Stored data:
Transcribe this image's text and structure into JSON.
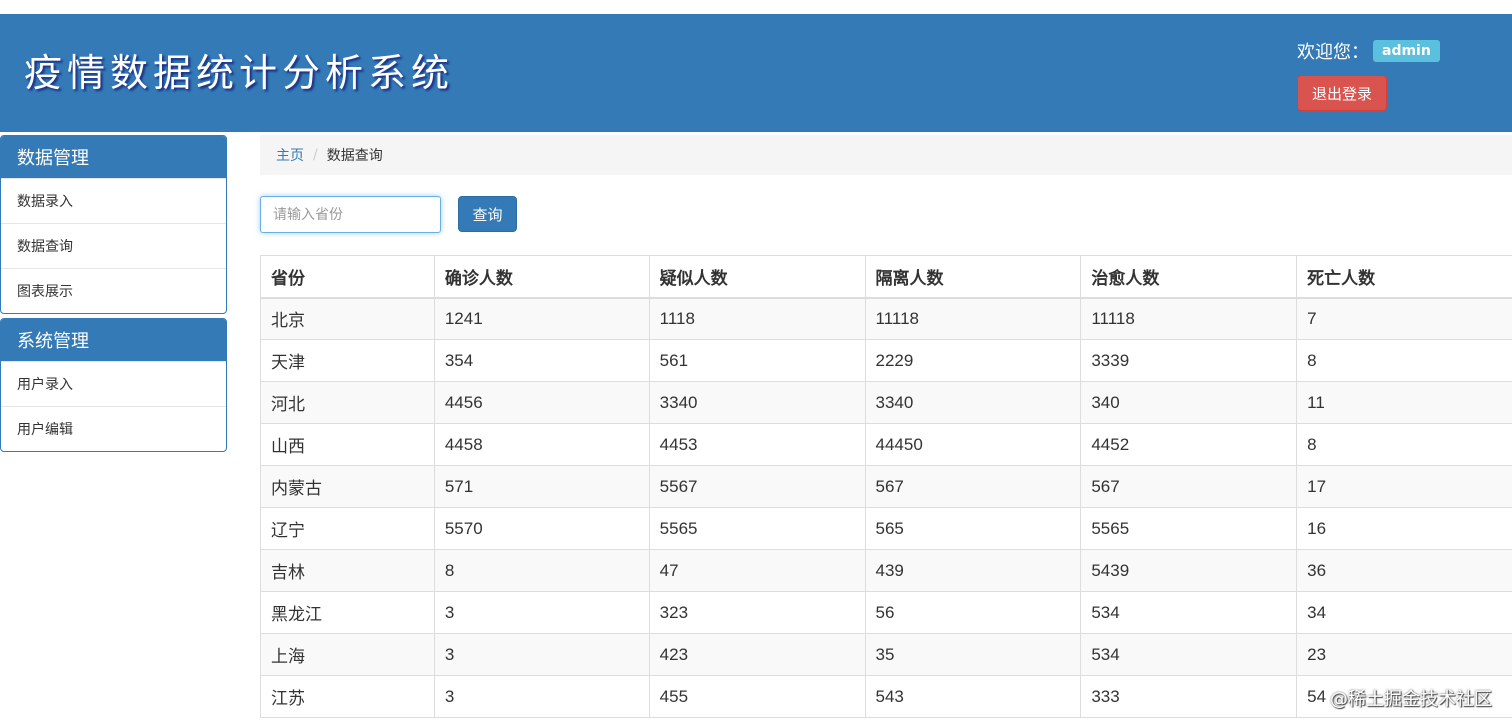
{
  "header": {
    "title": "疫情数据统计分析系统",
    "welcome_label": "欢迎您：",
    "username": "admin",
    "logout_label": "退出登录"
  },
  "sidebar": {
    "data_panel": {
      "title": "数据管理",
      "items": [
        "数据录入",
        "数据查询",
        "图表展示"
      ]
    },
    "system_panel": {
      "title": "系统管理",
      "items": [
        "用户录入",
        "用户编辑"
      ]
    }
  },
  "breadcrumb": {
    "home": "主页",
    "separator": "/",
    "current": "数据查询"
  },
  "search": {
    "placeholder": "请输入省份",
    "button_label": "查询"
  },
  "table": {
    "columns": [
      "省份",
      "确诊人数",
      "疑似人数",
      "隔离人数",
      "治愈人数",
      "死亡人数"
    ],
    "rows": [
      [
        "北京",
        "1241",
        "1118",
        "11118",
        "11118",
        "7"
      ],
      [
        "天津",
        "354",
        "561",
        "2229",
        "3339",
        "8"
      ],
      [
        "河北",
        "4456",
        "3340",
        "3340",
        "340",
        "11"
      ],
      [
        "山西",
        "4458",
        "4453",
        "44450",
        "4452",
        "8"
      ],
      [
        "内蒙古",
        "571",
        "5567",
        "567",
        "567",
        "17"
      ],
      [
        "辽宁",
        "5570",
        "5565",
        "565",
        "5565",
        "16"
      ],
      [
        "吉林",
        "8",
        "47",
        "439",
        "5439",
        "36"
      ],
      [
        "黑龙江",
        "3",
        "323",
        "56",
        "534",
        "34"
      ],
      [
        "上海",
        "3",
        "423",
        "35",
        "534",
        "23"
      ],
      [
        "江苏",
        "3",
        "455",
        "543",
        "333",
        "54"
      ]
    ]
  },
  "watermark": "@稀土掘金技术社区",
  "colors": {
    "primary": "#337ab7",
    "danger": "#d9534f",
    "info": "#5bc0de"
  }
}
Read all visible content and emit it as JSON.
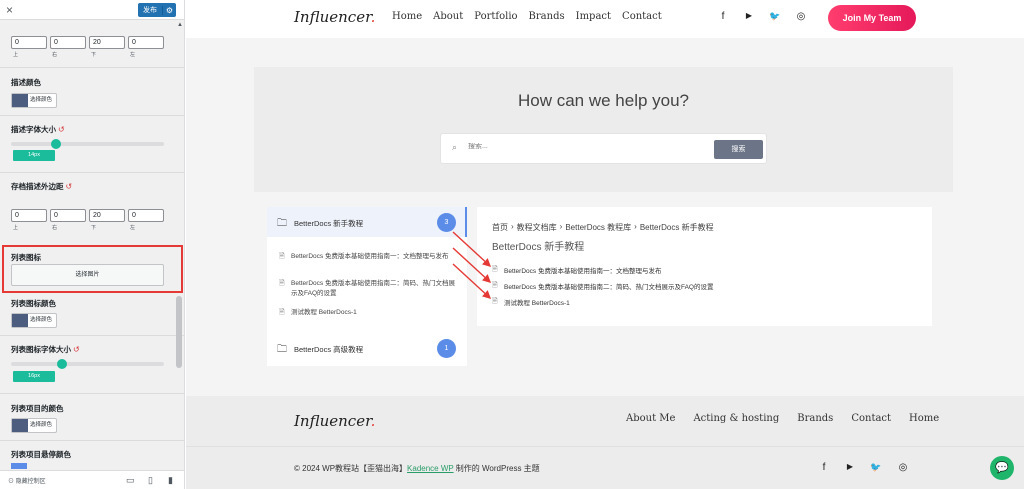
{
  "sidebar": {
    "close_icon": "×",
    "publish_label": "发布",
    "publish_gear": "⚙",
    "top_padding": {
      "values": [
        "0",
        "0",
        "20",
        "0"
      ],
      "labels": [
        "上",
        "右",
        "下",
        "左"
      ]
    },
    "desc_color": {
      "title": "描述颜色",
      "button": "选择颜色",
      "swatch": "#4d5d80"
    },
    "desc_font_size": {
      "title": "描述字体大小",
      "value": "14px"
    },
    "archive_margin": {
      "title": "存档描述外边距",
      "values": [
        "0",
        "0",
        "20",
        "0"
      ],
      "labels": [
        "上",
        "右",
        "下",
        "左"
      ]
    },
    "list_icon": {
      "title": "列表图标",
      "button": "选择图片"
    },
    "list_icon_color": {
      "title": "列表图标颜色",
      "button": "选择颜色"
    },
    "list_icon_font_size": {
      "title": "列表图标字体大小",
      "value": "16px"
    },
    "list_item_color": {
      "title": "列表项目的颜色",
      "button": "选择颜色"
    },
    "list_item_hover_color": {
      "title": "列表项目悬停颜色"
    },
    "reset_icon": "↺",
    "hide_controls": "隐藏控制区",
    "device_icons": [
      "desktop-icon",
      "tablet-icon",
      "mobile-icon"
    ]
  },
  "preview": {
    "logo": "Influencer",
    "logo_dot": ".",
    "nav": [
      "Home",
      "About",
      "Portfolio",
      "Brands",
      "Impact",
      "Contact"
    ],
    "social_icons": [
      "facebook-icon",
      "youtube-icon",
      "twitter-icon",
      "instagram-icon"
    ],
    "social_glyphs": [
      "f",
      "▶",
      "🐦",
      "◎"
    ],
    "join_button": "Join My Team",
    "hero_title": "How can we help you?",
    "search_placeholder": "搜索...",
    "search_button": "搜索",
    "categories": [
      {
        "name": "BetterDocs 新手教程",
        "count": "3"
      },
      {
        "name": "BetterDocs 高级教程",
        "count": "1"
      }
    ],
    "category_docs": [
      "BetterDocs 免费版本基础使用指南一：文档整理与发布",
      "BetterDocs 免费版本基础使用指南二：简码、热门文档展示及FAQ的设置",
      "测试教程 BetterDocs-1"
    ],
    "breadcrumb": [
      "首页",
      "教程文档库",
      "BetterDocs 教程库",
      "BetterDocs 新手教程"
    ],
    "breadcrumb_sep": "›",
    "doc_title": "BetterDocs 新手教程",
    "doc_list": [
      "BetterDocs 免费版本基础使用指南一：文档整理与发布",
      "BetterDocs 免费版本基础使用指南二：简码、热门文档展示及FAQ的设置",
      "测试教程 BetterDocs-1"
    ],
    "footer_nav": [
      "About Me",
      "Acting & hosting",
      "Brands",
      "Contact",
      "Home"
    ],
    "copyright_pre": "© 2024 WP教程站【歪猫出海】",
    "copyright_link": "Kadence WP",
    "copyright_post": " 制作的 WordPress 主题"
  },
  "colors": {
    "accent": "#5b8de8",
    "join_gradient_start": "#ff3d6e",
    "highlight_red": "#e53935",
    "slider": "#1abc9c"
  }
}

EXERCISE TASK:
Copy each line containing the word "新手教程" from the data.

THE OUTPUT:
        "name": "BetterDocs 新手教程",
      "BetterDocs 新手教程"
    "doc_title": "BetterDocs 新手教程",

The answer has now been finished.